→ **WHAT YOU HAVE TO DO**
Comb through the entries for "Index" and pull out each line that holds it.

→ **Entries with figure data**
----

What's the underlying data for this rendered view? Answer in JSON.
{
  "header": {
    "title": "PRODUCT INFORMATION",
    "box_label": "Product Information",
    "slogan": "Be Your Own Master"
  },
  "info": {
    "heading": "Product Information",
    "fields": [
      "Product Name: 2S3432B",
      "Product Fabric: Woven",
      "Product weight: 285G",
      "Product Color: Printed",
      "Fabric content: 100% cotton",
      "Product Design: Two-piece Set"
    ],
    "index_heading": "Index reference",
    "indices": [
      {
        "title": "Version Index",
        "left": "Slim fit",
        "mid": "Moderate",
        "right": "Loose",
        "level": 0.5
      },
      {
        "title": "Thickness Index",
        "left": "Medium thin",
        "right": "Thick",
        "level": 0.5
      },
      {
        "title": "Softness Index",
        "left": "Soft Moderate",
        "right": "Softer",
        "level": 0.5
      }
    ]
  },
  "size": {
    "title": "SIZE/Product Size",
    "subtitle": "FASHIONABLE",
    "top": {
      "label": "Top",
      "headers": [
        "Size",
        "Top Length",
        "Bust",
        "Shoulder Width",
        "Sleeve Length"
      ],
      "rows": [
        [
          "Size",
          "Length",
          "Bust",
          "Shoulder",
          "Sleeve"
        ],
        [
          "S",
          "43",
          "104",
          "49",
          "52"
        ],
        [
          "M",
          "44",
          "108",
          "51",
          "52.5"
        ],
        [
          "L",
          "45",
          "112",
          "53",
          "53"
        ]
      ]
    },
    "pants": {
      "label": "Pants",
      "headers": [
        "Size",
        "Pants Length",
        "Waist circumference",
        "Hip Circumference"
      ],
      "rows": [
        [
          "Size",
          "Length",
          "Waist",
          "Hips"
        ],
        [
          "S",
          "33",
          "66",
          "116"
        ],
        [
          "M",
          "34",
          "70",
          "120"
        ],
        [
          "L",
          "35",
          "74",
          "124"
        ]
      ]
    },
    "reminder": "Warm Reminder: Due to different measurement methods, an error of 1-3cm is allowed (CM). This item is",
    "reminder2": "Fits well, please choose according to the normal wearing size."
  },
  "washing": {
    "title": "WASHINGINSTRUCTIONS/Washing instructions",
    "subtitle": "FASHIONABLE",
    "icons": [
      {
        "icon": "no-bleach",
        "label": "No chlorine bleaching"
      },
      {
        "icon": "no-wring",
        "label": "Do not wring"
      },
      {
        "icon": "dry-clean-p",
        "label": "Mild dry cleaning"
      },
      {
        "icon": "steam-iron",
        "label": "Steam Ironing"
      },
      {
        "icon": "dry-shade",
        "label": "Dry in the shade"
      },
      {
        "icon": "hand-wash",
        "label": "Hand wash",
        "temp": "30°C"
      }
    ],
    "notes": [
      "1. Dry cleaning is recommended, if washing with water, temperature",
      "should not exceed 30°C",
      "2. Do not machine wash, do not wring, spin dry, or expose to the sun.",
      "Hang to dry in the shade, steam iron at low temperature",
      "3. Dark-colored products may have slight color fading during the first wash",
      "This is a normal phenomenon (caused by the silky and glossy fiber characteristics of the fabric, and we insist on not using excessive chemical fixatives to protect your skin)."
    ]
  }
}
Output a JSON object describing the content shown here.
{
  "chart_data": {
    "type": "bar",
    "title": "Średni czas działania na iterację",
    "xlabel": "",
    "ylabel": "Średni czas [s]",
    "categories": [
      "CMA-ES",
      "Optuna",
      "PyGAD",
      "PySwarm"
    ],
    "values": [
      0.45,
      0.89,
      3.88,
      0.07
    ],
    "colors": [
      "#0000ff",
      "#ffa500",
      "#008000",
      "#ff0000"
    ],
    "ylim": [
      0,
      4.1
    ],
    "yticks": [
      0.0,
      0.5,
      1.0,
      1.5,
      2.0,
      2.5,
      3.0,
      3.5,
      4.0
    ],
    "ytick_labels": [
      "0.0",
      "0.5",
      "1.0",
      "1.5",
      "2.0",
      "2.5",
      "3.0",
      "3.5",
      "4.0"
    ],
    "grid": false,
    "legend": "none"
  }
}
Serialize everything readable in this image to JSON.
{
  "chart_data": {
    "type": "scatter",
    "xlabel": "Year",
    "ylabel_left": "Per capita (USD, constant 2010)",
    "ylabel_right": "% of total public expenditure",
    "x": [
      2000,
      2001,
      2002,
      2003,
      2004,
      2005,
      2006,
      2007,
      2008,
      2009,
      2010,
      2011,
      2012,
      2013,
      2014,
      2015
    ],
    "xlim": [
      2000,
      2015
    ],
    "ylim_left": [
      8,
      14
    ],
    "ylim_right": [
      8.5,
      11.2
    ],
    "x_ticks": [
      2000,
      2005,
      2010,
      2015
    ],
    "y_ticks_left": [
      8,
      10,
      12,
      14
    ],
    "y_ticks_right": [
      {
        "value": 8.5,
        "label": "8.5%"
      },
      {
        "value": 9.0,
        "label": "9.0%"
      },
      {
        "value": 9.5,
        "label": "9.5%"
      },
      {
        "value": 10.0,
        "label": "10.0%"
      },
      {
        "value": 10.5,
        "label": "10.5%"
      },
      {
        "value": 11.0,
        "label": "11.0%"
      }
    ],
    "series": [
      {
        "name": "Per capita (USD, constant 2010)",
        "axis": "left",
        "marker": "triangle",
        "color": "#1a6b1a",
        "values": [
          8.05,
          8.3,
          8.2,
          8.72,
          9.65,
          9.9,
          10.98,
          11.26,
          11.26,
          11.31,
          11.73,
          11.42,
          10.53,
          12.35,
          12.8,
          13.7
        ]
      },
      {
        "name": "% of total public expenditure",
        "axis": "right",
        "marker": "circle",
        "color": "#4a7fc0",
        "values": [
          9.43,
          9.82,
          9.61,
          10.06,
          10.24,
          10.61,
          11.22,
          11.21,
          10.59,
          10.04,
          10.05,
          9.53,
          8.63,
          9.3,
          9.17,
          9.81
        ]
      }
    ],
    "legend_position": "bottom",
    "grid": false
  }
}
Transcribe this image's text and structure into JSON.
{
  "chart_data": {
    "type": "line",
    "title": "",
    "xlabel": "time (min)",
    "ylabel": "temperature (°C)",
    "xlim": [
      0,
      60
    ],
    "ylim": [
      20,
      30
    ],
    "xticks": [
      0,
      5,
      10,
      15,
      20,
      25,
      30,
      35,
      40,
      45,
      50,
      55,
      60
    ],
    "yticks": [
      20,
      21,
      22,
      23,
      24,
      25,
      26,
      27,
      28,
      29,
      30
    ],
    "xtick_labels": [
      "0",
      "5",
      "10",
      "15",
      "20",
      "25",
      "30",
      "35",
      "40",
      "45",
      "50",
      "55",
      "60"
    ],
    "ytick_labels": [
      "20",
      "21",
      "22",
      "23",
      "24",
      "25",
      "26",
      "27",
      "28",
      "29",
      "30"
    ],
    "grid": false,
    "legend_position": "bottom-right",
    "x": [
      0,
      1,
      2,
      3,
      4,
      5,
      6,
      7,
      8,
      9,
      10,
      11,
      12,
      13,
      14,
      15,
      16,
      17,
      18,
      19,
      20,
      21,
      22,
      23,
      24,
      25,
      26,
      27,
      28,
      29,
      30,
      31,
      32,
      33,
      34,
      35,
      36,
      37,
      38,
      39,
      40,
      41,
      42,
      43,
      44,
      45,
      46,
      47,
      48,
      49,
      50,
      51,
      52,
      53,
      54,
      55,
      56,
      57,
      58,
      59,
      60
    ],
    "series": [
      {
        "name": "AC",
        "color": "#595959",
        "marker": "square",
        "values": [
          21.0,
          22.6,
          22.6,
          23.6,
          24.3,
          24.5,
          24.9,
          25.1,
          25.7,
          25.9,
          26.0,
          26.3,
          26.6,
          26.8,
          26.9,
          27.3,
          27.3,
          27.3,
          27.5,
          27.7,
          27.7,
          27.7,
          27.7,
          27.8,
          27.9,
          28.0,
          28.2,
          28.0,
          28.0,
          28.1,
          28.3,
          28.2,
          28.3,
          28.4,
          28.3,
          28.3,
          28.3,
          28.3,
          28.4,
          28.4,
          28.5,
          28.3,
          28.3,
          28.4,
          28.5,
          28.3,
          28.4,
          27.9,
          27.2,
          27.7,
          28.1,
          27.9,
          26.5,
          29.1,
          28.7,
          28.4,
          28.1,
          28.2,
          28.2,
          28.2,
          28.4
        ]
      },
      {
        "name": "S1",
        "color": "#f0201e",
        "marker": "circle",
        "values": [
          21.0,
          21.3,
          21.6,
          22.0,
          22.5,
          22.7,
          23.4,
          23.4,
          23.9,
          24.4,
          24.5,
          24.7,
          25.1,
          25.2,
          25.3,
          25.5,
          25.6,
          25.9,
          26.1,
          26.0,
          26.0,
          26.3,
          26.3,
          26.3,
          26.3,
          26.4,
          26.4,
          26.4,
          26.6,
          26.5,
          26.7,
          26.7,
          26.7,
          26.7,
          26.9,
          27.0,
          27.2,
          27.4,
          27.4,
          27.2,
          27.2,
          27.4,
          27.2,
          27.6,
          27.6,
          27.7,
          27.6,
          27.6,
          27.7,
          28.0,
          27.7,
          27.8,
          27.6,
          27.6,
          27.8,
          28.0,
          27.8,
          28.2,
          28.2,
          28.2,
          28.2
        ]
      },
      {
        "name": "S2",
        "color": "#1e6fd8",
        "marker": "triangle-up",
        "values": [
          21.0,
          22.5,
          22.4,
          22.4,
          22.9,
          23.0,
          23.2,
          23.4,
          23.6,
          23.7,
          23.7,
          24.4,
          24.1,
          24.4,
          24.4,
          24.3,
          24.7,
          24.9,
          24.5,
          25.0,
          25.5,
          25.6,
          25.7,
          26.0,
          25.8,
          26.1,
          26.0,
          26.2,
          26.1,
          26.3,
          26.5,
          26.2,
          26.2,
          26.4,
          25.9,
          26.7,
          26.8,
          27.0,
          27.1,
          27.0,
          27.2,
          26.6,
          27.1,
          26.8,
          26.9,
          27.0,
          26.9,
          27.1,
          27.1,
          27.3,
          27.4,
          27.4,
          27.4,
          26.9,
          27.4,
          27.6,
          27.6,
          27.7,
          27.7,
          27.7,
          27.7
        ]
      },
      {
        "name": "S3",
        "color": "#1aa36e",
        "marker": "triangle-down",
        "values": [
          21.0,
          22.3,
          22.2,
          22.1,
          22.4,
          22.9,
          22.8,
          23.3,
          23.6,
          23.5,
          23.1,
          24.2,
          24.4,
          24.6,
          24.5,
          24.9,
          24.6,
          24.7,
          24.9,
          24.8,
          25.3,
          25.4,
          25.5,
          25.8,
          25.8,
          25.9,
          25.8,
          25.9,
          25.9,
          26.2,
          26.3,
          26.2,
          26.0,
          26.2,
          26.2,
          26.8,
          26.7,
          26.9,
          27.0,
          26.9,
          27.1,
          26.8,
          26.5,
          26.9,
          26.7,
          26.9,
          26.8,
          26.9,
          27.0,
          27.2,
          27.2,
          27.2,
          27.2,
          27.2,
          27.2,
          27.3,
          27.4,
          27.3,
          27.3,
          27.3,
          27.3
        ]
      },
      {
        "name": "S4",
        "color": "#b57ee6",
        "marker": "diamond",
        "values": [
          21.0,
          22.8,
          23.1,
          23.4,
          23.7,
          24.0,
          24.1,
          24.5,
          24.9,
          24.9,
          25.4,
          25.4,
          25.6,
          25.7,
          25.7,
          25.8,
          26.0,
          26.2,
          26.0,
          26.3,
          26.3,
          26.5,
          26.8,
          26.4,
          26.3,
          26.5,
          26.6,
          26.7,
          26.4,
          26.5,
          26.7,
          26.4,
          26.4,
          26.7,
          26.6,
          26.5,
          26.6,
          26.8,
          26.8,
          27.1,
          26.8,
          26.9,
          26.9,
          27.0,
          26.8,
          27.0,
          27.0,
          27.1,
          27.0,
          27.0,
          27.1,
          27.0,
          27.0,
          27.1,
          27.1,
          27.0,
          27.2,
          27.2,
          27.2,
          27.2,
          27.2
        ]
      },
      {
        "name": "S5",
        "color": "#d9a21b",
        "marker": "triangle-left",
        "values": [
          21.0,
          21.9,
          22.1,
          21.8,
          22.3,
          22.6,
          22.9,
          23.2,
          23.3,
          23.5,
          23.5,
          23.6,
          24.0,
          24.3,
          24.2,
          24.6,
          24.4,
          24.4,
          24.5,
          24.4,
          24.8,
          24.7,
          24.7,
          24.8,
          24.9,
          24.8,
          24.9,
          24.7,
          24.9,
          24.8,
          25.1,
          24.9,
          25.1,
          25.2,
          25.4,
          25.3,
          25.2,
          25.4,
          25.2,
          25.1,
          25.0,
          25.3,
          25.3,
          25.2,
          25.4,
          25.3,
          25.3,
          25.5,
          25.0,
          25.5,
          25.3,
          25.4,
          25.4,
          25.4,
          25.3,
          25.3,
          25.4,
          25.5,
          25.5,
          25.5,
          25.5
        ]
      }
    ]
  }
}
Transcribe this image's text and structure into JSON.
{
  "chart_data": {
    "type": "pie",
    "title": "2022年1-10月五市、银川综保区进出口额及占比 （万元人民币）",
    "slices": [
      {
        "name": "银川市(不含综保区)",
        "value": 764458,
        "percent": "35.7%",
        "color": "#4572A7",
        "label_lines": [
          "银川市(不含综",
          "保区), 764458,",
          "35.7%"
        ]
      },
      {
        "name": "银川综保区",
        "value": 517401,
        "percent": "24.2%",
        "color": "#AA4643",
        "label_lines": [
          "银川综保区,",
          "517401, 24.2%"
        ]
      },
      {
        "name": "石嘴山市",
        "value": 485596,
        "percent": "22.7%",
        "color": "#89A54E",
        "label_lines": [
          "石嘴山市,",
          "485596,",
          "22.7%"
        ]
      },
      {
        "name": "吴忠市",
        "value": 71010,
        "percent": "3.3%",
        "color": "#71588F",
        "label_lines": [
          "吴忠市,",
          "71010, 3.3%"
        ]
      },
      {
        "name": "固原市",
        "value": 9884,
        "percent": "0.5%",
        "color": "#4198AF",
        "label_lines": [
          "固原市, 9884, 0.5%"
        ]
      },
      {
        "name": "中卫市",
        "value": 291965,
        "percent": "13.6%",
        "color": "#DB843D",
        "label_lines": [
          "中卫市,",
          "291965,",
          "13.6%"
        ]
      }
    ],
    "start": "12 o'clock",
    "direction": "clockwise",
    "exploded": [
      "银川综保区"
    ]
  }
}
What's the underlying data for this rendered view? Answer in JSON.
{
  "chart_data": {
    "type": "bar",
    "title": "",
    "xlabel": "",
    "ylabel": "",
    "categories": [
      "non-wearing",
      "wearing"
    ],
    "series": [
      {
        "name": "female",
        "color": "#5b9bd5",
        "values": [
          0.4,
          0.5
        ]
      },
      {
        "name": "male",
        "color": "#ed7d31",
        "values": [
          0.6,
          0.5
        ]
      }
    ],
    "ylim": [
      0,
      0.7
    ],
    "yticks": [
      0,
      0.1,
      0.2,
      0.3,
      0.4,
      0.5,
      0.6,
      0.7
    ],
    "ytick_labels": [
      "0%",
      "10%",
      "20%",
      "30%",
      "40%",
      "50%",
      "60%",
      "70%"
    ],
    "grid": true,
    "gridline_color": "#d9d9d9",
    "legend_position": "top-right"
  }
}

----

→ **ANSWER IN FULL**
    "index_heading": "Index reference",
        "title": "Version Index",
        "title": "Thickness Index",
        "title": "Softness Index",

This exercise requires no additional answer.